(Records)

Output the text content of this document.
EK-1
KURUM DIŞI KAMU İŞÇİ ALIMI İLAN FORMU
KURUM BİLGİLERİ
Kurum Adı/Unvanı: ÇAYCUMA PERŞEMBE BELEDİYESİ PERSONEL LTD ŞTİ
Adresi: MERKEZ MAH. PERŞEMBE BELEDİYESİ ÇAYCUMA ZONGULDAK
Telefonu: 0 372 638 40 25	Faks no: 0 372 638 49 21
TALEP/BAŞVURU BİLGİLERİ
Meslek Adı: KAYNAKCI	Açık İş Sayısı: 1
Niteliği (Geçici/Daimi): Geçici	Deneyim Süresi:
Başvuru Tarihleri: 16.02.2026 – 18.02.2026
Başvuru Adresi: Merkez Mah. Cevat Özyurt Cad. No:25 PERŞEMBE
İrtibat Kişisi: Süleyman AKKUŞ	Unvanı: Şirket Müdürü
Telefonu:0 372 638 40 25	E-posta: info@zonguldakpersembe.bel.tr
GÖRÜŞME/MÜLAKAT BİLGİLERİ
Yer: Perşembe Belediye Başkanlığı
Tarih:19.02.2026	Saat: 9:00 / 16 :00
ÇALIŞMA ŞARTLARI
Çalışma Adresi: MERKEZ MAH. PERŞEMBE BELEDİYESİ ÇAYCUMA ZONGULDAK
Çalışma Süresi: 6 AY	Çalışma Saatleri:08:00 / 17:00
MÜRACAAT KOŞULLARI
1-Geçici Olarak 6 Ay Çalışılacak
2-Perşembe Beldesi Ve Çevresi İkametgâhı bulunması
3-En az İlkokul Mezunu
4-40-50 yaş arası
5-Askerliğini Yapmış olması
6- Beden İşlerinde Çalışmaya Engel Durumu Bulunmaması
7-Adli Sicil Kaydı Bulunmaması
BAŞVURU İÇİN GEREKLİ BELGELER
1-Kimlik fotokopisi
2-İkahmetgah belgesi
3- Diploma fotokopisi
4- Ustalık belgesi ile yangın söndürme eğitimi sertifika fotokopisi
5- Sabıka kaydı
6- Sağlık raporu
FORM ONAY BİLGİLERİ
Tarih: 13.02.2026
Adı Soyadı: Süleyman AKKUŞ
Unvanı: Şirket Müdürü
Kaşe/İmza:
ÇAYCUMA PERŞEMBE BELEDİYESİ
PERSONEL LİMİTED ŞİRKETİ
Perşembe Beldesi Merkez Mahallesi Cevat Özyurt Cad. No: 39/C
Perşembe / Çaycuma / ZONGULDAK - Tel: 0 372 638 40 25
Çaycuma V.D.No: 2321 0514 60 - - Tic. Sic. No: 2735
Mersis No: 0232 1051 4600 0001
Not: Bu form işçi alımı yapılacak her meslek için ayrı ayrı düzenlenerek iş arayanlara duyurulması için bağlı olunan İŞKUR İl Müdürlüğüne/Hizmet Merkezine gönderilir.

--

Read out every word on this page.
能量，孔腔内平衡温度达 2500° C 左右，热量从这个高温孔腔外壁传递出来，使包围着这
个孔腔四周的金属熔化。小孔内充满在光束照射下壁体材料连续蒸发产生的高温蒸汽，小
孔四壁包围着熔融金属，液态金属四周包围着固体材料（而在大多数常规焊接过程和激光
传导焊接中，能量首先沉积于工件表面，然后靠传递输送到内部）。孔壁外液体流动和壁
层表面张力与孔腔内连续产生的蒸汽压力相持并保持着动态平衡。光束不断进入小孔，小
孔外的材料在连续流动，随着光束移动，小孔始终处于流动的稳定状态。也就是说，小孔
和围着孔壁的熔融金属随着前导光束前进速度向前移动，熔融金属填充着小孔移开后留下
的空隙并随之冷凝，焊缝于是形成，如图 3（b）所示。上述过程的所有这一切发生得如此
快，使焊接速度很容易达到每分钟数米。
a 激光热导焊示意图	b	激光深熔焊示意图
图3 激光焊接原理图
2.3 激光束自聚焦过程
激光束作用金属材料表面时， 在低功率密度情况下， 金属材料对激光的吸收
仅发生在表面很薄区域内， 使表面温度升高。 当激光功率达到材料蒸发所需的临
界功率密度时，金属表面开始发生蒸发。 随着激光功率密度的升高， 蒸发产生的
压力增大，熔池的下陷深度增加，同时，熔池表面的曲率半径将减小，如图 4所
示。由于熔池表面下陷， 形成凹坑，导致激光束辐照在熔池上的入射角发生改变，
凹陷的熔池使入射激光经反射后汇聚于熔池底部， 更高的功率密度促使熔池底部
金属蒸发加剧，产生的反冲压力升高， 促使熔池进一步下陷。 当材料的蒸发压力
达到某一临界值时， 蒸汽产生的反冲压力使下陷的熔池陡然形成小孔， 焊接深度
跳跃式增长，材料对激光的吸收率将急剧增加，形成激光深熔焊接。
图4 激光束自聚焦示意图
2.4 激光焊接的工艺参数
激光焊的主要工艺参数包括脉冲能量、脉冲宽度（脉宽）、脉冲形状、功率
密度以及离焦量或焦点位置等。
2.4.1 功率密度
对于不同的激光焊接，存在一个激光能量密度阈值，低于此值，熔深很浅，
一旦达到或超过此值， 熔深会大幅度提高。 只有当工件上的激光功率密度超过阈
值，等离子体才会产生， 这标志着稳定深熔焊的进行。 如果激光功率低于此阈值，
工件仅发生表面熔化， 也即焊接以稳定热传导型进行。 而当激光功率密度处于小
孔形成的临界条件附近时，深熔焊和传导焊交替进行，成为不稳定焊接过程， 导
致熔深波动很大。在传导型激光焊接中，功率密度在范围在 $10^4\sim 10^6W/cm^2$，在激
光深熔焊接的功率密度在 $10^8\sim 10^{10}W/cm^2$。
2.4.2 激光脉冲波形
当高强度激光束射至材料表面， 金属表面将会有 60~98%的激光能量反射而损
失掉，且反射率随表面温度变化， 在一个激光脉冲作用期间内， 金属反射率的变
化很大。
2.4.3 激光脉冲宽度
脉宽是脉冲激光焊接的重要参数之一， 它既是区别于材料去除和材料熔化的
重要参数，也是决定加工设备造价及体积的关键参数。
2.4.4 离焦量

- _Problem to solve_: Report the number of lines in the entries above that include the string "Süresi". Give nothing but the number.

- _Full response_: 2